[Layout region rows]
* begin *
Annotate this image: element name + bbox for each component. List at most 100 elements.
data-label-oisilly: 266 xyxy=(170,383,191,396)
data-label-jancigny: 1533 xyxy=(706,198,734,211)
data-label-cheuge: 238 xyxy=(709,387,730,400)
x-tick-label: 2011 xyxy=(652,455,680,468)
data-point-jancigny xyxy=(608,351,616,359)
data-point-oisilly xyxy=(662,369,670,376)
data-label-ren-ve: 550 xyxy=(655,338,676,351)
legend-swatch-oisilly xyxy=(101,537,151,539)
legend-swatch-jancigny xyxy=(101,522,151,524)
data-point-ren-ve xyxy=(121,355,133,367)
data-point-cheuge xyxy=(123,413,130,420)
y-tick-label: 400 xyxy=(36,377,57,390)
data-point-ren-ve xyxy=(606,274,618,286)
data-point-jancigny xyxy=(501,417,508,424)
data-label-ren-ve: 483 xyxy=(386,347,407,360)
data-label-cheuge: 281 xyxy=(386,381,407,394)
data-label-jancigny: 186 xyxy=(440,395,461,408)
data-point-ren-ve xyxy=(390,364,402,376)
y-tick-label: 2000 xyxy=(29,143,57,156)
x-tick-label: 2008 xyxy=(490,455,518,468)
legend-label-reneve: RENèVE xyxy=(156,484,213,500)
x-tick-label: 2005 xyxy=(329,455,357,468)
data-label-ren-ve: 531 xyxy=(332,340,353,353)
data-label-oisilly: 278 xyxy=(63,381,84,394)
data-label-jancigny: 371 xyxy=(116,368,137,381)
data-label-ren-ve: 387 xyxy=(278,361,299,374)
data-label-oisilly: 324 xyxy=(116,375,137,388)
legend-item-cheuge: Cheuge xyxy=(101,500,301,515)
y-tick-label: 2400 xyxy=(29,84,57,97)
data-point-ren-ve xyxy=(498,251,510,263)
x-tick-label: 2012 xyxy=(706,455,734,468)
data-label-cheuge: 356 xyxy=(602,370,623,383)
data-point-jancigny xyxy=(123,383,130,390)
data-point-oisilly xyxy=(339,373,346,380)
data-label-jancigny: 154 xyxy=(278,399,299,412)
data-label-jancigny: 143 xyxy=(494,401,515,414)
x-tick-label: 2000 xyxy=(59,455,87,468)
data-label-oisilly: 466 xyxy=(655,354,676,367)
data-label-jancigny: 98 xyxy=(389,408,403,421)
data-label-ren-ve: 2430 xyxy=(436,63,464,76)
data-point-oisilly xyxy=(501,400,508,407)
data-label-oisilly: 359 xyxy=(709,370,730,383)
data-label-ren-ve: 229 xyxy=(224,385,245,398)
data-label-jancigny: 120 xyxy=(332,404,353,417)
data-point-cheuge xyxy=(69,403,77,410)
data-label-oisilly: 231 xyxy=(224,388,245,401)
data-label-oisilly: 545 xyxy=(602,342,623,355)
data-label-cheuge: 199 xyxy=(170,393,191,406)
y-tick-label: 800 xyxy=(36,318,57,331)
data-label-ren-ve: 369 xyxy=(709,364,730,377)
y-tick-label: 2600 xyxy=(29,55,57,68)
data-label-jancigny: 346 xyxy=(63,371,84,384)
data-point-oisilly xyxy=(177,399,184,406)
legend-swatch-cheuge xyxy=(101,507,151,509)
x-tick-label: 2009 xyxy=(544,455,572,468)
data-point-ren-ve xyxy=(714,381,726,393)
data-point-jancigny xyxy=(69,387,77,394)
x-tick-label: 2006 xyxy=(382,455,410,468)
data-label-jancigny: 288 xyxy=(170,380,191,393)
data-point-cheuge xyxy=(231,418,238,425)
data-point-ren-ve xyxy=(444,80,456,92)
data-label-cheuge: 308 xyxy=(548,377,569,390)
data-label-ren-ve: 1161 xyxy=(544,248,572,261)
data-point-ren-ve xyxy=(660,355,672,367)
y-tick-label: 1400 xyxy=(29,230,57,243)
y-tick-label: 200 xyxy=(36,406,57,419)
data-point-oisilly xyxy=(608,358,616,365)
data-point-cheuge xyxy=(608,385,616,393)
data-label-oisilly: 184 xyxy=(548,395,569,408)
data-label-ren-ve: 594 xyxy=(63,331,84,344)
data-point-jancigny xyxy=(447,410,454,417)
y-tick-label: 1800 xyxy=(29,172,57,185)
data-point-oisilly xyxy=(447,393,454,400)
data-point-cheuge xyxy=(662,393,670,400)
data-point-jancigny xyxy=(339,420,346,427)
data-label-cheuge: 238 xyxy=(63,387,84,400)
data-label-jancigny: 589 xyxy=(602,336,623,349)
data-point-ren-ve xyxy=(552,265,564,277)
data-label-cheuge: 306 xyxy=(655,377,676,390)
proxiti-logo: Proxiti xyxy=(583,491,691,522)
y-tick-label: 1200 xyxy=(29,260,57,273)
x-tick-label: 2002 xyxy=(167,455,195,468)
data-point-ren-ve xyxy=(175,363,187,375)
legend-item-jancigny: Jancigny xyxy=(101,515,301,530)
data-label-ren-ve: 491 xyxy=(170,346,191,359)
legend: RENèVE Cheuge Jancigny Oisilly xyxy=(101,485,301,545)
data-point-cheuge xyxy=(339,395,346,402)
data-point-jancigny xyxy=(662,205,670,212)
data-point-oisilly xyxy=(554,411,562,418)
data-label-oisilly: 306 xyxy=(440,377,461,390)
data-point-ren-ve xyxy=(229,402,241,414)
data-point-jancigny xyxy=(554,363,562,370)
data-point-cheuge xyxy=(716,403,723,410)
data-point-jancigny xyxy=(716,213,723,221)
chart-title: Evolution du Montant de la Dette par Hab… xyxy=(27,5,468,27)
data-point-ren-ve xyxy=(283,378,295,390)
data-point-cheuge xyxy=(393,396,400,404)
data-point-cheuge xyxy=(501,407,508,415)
* end *
[Task to complete]:
Copy out every row above verbatim, keeping each line as it stands.

[Complete response]:
Annotate this image: element name + bbox for each component. List at most 100 elements.
data-label-oisilly: 266 xyxy=(170,383,191,396)
data-label-jancigny: 1533 xyxy=(706,198,734,211)
data-label-cheuge: 238 xyxy=(709,387,730,400)
x-tick-label: 2011 xyxy=(652,455,680,468)
data-point-jancigny xyxy=(608,351,616,359)
data-point-oisilly xyxy=(662,369,670,376)
data-label-ren-ve: 550 xyxy=(655,338,676,351)
legend-swatch-oisilly xyxy=(101,537,151,539)
legend-swatch-jancigny xyxy=(101,522,151,524)
data-point-ren-ve xyxy=(121,355,133,367)
data-point-cheuge xyxy=(123,413,130,420)
y-tick-label: 400 xyxy=(36,377,57,390)
data-point-ren-ve xyxy=(606,274,618,286)
data-point-jancigny xyxy=(501,417,508,424)
data-label-ren-ve: 483 xyxy=(386,347,407,360)
data-label-cheuge: 281 xyxy=(386,381,407,394)
data-label-jancigny: 186 xyxy=(440,395,461,408)
data-point-ren-ve xyxy=(390,364,402,376)
y-tick-label: 2000 xyxy=(29,143,57,156)
x-tick-label: 2008 xyxy=(490,455,518,468)
legend-label-reneve: RENèVE xyxy=(156,484,213,500)
x-tick-label: 2005 xyxy=(329,455,357,468)
data-label-ren-ve: 531 xyxy=(332,340,353,353)
data-label-oisilly: 278 xyxy=(63,381,84,394)
data-label-jancigny: 371 xyxy=(116,368,137,381)
data-label-ren-ve: 387 xyxy=(278,361,299,374)
data-label-oisilly: 324 xyxy=(116,375,137,388)
legend-item-cheuge: Cheuge xyxy=(101,500,301,515)
y-tick-label: 2400 xyxy=(29,84,57,97)
data-point-ren-ve xyxy=(498,251,510,263)
x-tick-label: 2012 xyxy=(706,455,734,468)
data-label-cheuge: 356 xyxy=(602,370,623,383)
data-point-jancigny xyxy=(123,383,130,390)
data-point-oisilly xyxy=(339,373,346,380)
data-label-jancigny: 154 xyxy=(278,399,299,412)
data-label-jancigny: 143 xyxy=(494,401,515,414)
x-tick-label: 2000 xyxy=(59,455,87,468)
data-label-oisilly: 466 xyxy=(655,354,676,367)
data-label-jancigny: 98 xyxy=(389,408,403,421)
data-label-ren-ve: 2430 xyxy=(436,63,464,76)
data-point-oisilly xyxy=(501,400,508,407)
data-label-oisilly: 359 xyxy=(709,370,730,383)
data-label-ren-ve: 229 xyxy=(224,385,245,398)
data-label-jancigny: 120 xyxy=(332,404,353,417)
data-point-cheuge xyxy=(69,403,77,410)
data-label-oisilly: 231 xyxy=(224,388,245,401)
data-label-oisilly: 545 xyxy=(602,342,623,355)
data-label-cheuge: 199 xyxy=(170,393,191,406)
y-tick-label: 800 xyxy=(36,318,57,331)
data-label-ren-ve: 369 xyxy=(709,364,730,377)
y-tick-label: 2600 xyxy=(29,55,57,68)
data-label-jancigny: 346 xyxy=(63,371,84,384)
data-point-oisilly xyxy=(177,399,184,406)
legend-swatch-cheuge xyxy=(101,507,151,509)
x-tick-label: 2009 xyxy=(544,455,572,468)
data-point-ren-ve xyxy=(714,381,726,393)
data-point-jancigny xyxy=(69,387,77,394)
x-tick-label: 2006 xyxy=(382,455,410,468)
data-label-jancigny: 288 xyxy=(170,380,191,393)
data-point-cheuge xyxy=(231,418,238,425)
data-point-ren-ve xyxy=(444,80,456,92)
data-label-cheuge: 308 xyxy=(548,377,569,390)
data-label-ren-ve: 1161 xyxy=(544,248,572,261)
data-point-ren-ve xyxy=(660,355,672,367)
y-tick-label: 1400 xyxy=(29,230,57,243)
y-tick-label: 200 xyxy=(36,406,57,419)
data-point-oisilly xyxy=(608,358,616,365)
data-point-cheuge xyxy=(608,385,616,393)
data-label-oisilly: 184 xyxy=(548,395,569,408)
data-label-ren-ve: 594 xyxy=(63,331,84,344)
data-point-jancigny xyxy=(447,410,454,417)
y-tick-label: 1800 xyxy=(29,172,57,185)
data-point-oisilly xyxy=(447,393,454,400)
data-point-cheuge xyxy=(662,393,670,400)
data-point-jancigny xyxy=(339,420,346,427)
data-label-cheuge: 238 xyxy=(63,387,84,400)
data-label-jancigny: 589 xyxy=(602,336,623,349)
data-point-ren-ve xyxy=(552,265,564,277)
data-label-cheuge: 306 xyxy=(655,377,676,390)
proxiti-logo: Proxiti xyxy=(583,491,691,522)
y-tick-label: 1200 xyxy=(29,260,57,273)
x-tick-label: 2002 xyxy=(167,455,195,468)
data-point-ren-ve xyxy=(175,363,187,375)
legend-item-jancigny: Jancigny xyxy=(101,515,301,530)
data-label-ren-ve: 491 xyxy=(170,346,191,359)
legend: RENèVE Cheuge Jancigny Oisilly xyxy=(101,485,301,545)
data-point-cheuge xyxy=(339,395,346,402)
data-point-jancigny xyxy=(662,205,670,212)
data-point-oisilly xyxy=(554,411,562,418)
data-label-oisilly: 306 xyxy=(440,377,461,390)
data-point-ren-ve xyxy=(229,402,241,414)
data-point-jancigny xyxy=(554,363,562,370)
data-point-cheuge xyxy=(716,403,723,410)
data-point-jancigny xyxy=(716,213,723,221)
chart-title: Evolution du Montant de la Dette par Hab… xyxy=(27,5,468,27)
data-point-ren-ve xyxy=(283,378,295,390)
data-point-cheuge xyxy=(393,396,400,404)
data-point-cheuge xyxy=(501,407,508,415)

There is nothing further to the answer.